(Dataset items)

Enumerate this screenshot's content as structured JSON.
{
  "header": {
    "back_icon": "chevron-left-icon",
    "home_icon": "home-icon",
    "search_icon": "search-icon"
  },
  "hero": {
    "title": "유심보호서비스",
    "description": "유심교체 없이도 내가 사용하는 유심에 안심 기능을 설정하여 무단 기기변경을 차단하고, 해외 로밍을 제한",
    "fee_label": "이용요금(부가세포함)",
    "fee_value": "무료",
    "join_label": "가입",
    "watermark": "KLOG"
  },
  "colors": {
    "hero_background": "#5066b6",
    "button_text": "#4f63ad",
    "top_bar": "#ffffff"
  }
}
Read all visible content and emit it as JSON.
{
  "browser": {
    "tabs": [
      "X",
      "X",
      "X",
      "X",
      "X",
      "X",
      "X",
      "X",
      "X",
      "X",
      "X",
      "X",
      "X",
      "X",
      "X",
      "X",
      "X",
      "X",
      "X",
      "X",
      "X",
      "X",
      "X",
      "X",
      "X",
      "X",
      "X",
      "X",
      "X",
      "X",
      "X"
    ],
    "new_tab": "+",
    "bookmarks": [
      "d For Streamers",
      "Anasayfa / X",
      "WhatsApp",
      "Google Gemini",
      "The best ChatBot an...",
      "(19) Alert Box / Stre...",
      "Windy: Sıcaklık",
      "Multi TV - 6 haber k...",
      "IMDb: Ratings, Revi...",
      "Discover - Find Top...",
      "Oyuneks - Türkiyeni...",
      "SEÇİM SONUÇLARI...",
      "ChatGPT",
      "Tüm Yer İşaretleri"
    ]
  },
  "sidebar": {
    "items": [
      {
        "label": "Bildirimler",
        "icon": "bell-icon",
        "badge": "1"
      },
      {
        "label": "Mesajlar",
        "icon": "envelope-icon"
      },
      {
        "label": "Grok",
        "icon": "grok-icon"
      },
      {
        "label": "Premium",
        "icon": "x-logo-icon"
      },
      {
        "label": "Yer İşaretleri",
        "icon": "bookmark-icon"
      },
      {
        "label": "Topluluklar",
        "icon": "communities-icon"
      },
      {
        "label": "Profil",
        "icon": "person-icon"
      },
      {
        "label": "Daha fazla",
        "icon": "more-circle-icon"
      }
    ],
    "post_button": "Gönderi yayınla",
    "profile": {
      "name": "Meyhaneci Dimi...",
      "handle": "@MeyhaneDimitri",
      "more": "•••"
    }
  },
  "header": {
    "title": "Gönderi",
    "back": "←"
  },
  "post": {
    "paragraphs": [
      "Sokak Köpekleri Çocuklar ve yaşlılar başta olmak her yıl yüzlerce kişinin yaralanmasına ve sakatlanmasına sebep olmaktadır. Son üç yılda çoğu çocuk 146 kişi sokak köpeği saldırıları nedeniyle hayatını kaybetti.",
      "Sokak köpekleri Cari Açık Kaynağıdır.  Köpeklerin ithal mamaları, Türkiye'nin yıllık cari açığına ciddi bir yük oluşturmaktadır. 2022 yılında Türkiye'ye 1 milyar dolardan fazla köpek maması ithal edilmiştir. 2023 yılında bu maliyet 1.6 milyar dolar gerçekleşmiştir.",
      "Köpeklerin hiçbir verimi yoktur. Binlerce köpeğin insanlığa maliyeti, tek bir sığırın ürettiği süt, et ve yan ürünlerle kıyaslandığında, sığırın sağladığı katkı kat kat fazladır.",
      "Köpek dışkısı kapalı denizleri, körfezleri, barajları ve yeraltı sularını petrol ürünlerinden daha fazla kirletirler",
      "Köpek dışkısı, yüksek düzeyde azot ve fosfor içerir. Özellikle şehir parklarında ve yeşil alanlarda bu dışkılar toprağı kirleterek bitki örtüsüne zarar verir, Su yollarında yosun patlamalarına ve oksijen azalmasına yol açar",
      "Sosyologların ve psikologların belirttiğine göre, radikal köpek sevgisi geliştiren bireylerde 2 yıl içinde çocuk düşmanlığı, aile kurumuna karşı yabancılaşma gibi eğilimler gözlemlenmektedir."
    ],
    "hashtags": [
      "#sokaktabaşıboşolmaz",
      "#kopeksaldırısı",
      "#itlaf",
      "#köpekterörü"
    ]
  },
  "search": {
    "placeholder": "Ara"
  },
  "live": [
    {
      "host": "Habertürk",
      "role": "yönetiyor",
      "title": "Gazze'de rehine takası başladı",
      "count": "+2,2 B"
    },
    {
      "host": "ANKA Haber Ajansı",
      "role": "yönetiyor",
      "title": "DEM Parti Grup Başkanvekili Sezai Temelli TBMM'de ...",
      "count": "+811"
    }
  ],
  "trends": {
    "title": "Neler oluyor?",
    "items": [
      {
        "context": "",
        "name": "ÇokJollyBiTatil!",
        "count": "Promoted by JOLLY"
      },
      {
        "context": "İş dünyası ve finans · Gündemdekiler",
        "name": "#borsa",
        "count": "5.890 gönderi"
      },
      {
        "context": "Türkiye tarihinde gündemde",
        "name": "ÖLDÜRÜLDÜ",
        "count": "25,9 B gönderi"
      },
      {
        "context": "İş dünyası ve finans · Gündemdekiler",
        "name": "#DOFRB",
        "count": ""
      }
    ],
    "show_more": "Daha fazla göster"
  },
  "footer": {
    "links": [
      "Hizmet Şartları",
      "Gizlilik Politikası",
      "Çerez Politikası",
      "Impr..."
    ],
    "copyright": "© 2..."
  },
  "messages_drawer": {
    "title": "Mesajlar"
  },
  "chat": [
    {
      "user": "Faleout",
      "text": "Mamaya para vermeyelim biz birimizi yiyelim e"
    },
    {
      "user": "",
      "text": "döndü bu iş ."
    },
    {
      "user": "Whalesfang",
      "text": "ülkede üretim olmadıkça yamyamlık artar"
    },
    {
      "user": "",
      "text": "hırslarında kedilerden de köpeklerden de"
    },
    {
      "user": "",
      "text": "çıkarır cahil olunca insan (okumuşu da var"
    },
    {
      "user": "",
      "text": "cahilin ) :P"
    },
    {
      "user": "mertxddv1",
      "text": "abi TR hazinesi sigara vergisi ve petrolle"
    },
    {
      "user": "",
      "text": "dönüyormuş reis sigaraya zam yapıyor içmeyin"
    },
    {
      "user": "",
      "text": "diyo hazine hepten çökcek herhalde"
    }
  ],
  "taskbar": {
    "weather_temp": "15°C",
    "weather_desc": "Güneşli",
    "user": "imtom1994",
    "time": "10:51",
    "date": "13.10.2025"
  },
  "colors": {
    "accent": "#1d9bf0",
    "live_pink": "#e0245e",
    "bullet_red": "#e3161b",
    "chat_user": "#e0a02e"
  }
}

Request :: Reproduce all of the records exactly.

Answer below ::
Enumerate this screenshot's content as structured JSON.
{
  "header": {
    "back_icon": "chevron-left-icon",
    "home_icon": "home-icon",
    "search_icon": "search-icon"
  },
  "hero": {
    "title": "유심보호서비스",
    "description": "유심교체 없이도 내가 사용하는 유심에 안심 기능을 설정하여 무단 기기변경을 차단하고, 해외 로밍을 제한",
    "fee_label": "이용요금(부가세포함)",
    "fee_value": "무료",
    "join_label": "가입",
    "watermark": "KLOG"
  },
  "colors": {
    "hero_background": "#5066b6",
    "button_text": "#4f63ad",
    "top_bar": "#ffffff"
  }
}
Read all visible content and emit it as JSON.
{
  "browser": {
    "tabs": [
      "X",
      "X",
      "X",
      "X",
      "X",
      "X",
      "X",
      "X",
      "X",
      "X",
      "X",
      "X",
      "X",
      "X",
      "X",
      "X",
      "X",
      "X",
      "X",
      "X",
      "X",
      "X",
      "X",
      "X",
      "X",
      "X",
      "X",
      "X",
      "X",
      "X",
      "X"
    ],
    "new_tab": "+",
    "bookmarks": [
      "d For Streamers",
      "Anasayfa / X",
      "WhatsApp",
      "Google Gemini",
      "The best ChatBot an...",
      "(19) Alert Box / Stre...",
      "Windy: Sıcaklık",
      "Multi TV - 6 haber k...",
      "IMDb: Ratings, Revi...",
      "Discover - Find Top...",
      "Oyuneks - Türkiyeni...",
      "SEÇİM SONUÇLARI...",
      "ChatGPT",
      "Tüm Yer İşaretleri"
    ]
  },
  "sidebar": {
    "items": [
      {
        "label": "Bildirimler",
        "icon": "bell-icon",
        "badge": "1"
      },
      {
        "label": "Mesajlar",
        "icon": "envelope-icon"
      },
      {
        "label": "Grok",
        "icon": "grok-icon"
      },
      {
        "label": "Premium",
        "icon": "x-logo-icon"
      },
      {
        "label": "Yer İşaretleri",
        "icon": "bookmark-icon"
      },
      {
        "label": "Topluluklar",
        "icon": "communities-icon"
      },
      {
        "label": "Profil",
        "icon": "person-icon"
      },
      {
        "label": "Daha fazla",
        "icon": "more-circle-icon"
      }
    ],
    "post_button": "Gönderi yayınla",
    "profile": {
      "name": "Meyhaneci Dimi...",
      "handle": "@MeyhaneDimitri",
      "more": "•••"
    }
  },
  "header": {
    "title": "Gönderi",
    "back": "←"
  },
  "post": {
    "paragraphs": [
      "Sokak Köpekleri Çocuklar ve yaşlılar başta olmak her yıl yüzlerce kişinin yaralanmasına ve sakatlanmasına sebep olmaktadır. Son üç yılda çoğu çocuk 146 kişi sokak köpeği saldırıları nedeniyle hayatını kaybetti.",
      "Sokak köpekleri Cari Açık Kaynağıdır.  Köpeklerin ithal mamaları, Türkiye'nin yıllık cari açığına ciddi bir yük oluşturmaktadır. 2022 yılında Türkiye'ye 1 milyar dolardan fazla köpek maması ithal edilmiştir. 2023 yılında bu maliyet 1.6 milyar dolar gerçekleşmiştir.",
      "Köpeklerin hiçbir verimi yoktur. Binlerce köpeğin insanlığa maliyeti, tek bir sığırın ürettiği süt, et ve yan ürünlerle kıyaslandığında, sığırın sağladığı katkı kat kat fazladır.",
      "Köpek dışkısı kapalı denizleri, körfezleri, barajları ve yeraltı sularını petrol ürünlerinden daha fazla kirletirler",
      "Köpek dışkısı, yüksek düzeyde azot ve fosfor içerir. Özellikle şehir parklarında ve yeşil alanlarda bu dışkılar toprağı kirleterek bitki örtüsüne zarar verir, Su yollarında yosun patlamalarına ve oksijen azalmasına yol açar",
      "Sosyologların ve psikologların belirttiğine göre, radikal köpek sevgisi geliştiren bireylerde 2 yıl içinde çocuk düşmanlığı, aile kurumuna karşı yabancılaşma gibi eğilimler gözlemlenmektedir."
    ],
    "hashtags": [
      "#sokaktabaşıboşolmaz",
      "#kopeksaldırısı",
      "#itlaf",
      "#köpekterörü"
    ]
  },
  "search": {
    "placeholder": "Ara"
  },
  "live": [
    {
      "host": "Habertürk",
      "role": "yönetiyor",
      "title": "Gazze'de rehine takası başladı",
      "count": "+2,2 B"
    },
    {
      "host": "ANKA Haber Ajansı",
      "role": "yönetiyor",
      "title": "DEM Parti Grup Başkanvekili Sezai Temelli TBMM'de ...",
      "count": "+811"
    }
  ],
  "trends": {
    "title": "Neler oluyor?",
    "items": [
      {
        "context": "",
        "name": "ÇokJollyBiTatil!",
        "count": "Promoted by JOLLY"
      },
      {
        "context": "İş dünyası ve finans · Gündemdekiler",
        "name": "#borsa",
        "count": "5.890 gönderi"
      },
      {
        "context": "Türkiye tarihinde gündemde",
        "name": "ÖLDÜRÜLDÜ",
        "count": "25,9 B gönderi"
      },
      {
        "context": "İş dünyası ve finans · Gündemdekiler",
        "name": "#DOFRB",
        "count": ""
      }
    ],
    "show_more": "Daha fazla göster"
  },
  "footer": {
    "links": [
      "Hizmet Şartları",
      "Gizlilik Politikası",
      "Çerez Politikası",
      "Impr..."
    ],
    "copyright": "© 2..."
  },
  "messages_drawer": {
    "title": "Mesajlar"
  },
  "chat": [
    {
      "user": "Faleout",
      "text": "Mamaya para vermeyelim biz birimizi yiyelim e"
    },
    {
      "user": "",
      "text": "döndü bu iş ."
    },
    {
      "user": "Whalesfang",
      "text": "ülkede üretim olmadıkça yamyamlık artar"
    },
    {
      "user": "",
      "text": "hırslarında kedilerden de köpeklerden de"
    },
    {
      "user": "",
      "text": "çıkarır cahil olunca insan (okumuşu da var"
    },
    {
      "user": "",
      "text": "cahilin ) :P"
    },
    {
      "user": "mertxddv1",
      "text": "abi TR hazinesi sigara vergisi ve petrolle"
    },
    {
      "user": "",
      "text": "dönüyormuş reis sigaraya zam yapıyor içmeyin"
    },
    {
      "user": "",
      "text": "diyo hazine hepten çökcek herhalde"
    }
  ],
  "taskbar": {
    "weather_temp": "15°C",
    "weather_desc": "Güneşli",
    "user": "imtom1994",
    "time": "10:51",
    "date": "13.10.2025"
  },
  "colors": {
    "accent": "#1d9bf0",
    "live_pink": "#e0245e",
    "bullet_red": "#e3161b",
    "chat_user": "#e0a02e"
  }
}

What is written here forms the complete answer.